Data entries:

>> Begin

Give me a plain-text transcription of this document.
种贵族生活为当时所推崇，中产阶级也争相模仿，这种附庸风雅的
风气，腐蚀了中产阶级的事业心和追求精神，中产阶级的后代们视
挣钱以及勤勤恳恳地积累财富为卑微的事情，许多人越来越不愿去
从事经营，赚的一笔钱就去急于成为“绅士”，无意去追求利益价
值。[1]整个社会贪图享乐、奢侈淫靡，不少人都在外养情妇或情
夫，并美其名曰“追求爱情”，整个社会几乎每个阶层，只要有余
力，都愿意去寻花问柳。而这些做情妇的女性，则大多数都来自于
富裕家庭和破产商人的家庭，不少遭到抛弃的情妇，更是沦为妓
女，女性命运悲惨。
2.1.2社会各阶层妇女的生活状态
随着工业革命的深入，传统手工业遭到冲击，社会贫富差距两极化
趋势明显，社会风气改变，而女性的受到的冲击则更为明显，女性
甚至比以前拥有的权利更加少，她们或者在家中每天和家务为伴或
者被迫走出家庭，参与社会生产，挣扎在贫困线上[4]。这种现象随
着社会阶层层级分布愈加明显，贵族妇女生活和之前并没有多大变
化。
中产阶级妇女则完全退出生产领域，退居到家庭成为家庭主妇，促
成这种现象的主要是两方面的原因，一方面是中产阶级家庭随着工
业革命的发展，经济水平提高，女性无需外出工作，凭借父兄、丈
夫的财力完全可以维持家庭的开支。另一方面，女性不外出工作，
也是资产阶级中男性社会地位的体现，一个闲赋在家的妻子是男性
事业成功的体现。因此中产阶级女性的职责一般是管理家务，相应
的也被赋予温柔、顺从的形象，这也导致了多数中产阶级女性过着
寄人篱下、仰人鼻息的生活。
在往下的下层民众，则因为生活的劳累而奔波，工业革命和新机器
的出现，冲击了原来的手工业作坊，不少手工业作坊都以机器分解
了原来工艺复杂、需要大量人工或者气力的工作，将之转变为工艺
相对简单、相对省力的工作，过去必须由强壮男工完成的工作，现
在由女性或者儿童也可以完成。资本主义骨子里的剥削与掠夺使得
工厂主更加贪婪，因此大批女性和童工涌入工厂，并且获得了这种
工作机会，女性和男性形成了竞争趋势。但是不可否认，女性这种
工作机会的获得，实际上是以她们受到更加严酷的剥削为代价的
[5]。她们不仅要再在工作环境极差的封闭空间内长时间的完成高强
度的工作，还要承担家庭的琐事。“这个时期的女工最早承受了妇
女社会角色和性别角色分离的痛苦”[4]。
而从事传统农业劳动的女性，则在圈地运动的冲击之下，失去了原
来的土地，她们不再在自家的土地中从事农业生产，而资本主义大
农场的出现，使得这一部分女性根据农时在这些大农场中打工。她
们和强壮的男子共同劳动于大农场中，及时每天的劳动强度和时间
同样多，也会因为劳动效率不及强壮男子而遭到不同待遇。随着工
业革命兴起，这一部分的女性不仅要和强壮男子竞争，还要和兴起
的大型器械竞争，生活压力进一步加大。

>> End

# [Task to complete]
Extract every entry above as it appears.

# [Result]
Give me a plain-text transcription of this document.
种贵族生活为当时所推崇，中产阶级也争相模仿，这种附庸风雅的
风气，腐蚀了中产阶级的事业心和追求精神，中产阶级的后代们视
挣钱以及勤勤恳恳地积累财富为卑微的事情，许多人越来越不愿去
从事经营，赚的一笔钱就去急于成为“绅士”，无意去追求利益价
值。[1]整个社会贪图享乐、奢侈淫靡，不少人都在外养情妇或情
夫，并美其名曰“追求爱情”，整个社会几乎每个阶层，只要有余
力，都愿意去寻花问柳。而这些做情妇的女性，则大多数都来自于
富裕家庭和破产商人的家庭，不少遭到抛弃的情妇，更是沦为妓
女，女性命运悲惨。
2.1.2社会各阶层妇女的生活状态
随着工业革命的深入，传统手工业遭到冲击，社会贫富差距两极化
趋势明显，社会风气改变，而女性的受到的冲击则更为明显，女性
甚至比以前拥有的权利更加少，她们或者在家中每天和家务为伴或
者被迫走出家庭，参与社会生产，挣扎在贫困线上[4]。这种现象随
着社会阶层层级分布愈加明显，贵族妇女生活和之前并没有多大变
化。
中产阶级妇女则完全退出生产领域，退居到家庭成为家庭主妇，促
成这种现象的主要是两方面的原因，一方面是中产阶级家庭随着工
业革命的发展，经济水平提高，女性无需外出工作，凭借父兄、丈
夫的财力完全可以维持家庭的开支。另一方面，女性不外出工作，
也是资产阶级中男性社会地位的体现，一个闲赋在家的妻子是男性
事业成功的体现。因此中产阶级女性的职责一般是管理家务，相应
的也被赋予温柔、顺从的形象，这也导致了多数中产阶级女性过着
寄人篱下、仰人鼻息的生活。
在往下的下层民众，则因为生活的劳累而奔波，工业革命和新机器
的出现，冲击了原来的手工业作坊，不少手工业作坊都以机器分解
了原来工艺复杂、需要大量人工或者气力的工作，将之转变为工艺
相对简单、相对省力的工作，过去必须由强壮男工完成的工作，现
在由女性或者儿童也可以完成。资本主义骨子里的剥削与掠夺使得
工厂主更加贪婪，因此大批女性和童工涌入工厂，并且获得了这种
工作机会，女性和男性形成了竞争趋势。但是不可否认，女性这种
工作机会的获得，实际上是以她们受到更加严酷的剥削为代价的
[5]。她们不仅要再在工作环境极差的封闭空间内长时间的完成高强
度的工作，还要承担家庭的琐事。“这个时期的女工最早承受了妇
女社会角色和性别角色分离的痛苦”[4]。
而从事传统农业劳动的女性，则在圈地运动的冲击之下，失去了原
来的土地，她们不再在自家的土地中从事农业生产，而资本主义大
农场的出现，使得这一部分女性根据农时在这些大农场中打工。她
们和强壮的男子共同劳动于大农场中，及时每天的劳动强度和时间
同样多，也会因为劳动效率不及强壮男子而遭到不同待遇。随着工
业革命兴起，这一部分的女性不仅要和强壮男子竞争，还要和兴起
的大型器械竞争，生活压力进一步加大。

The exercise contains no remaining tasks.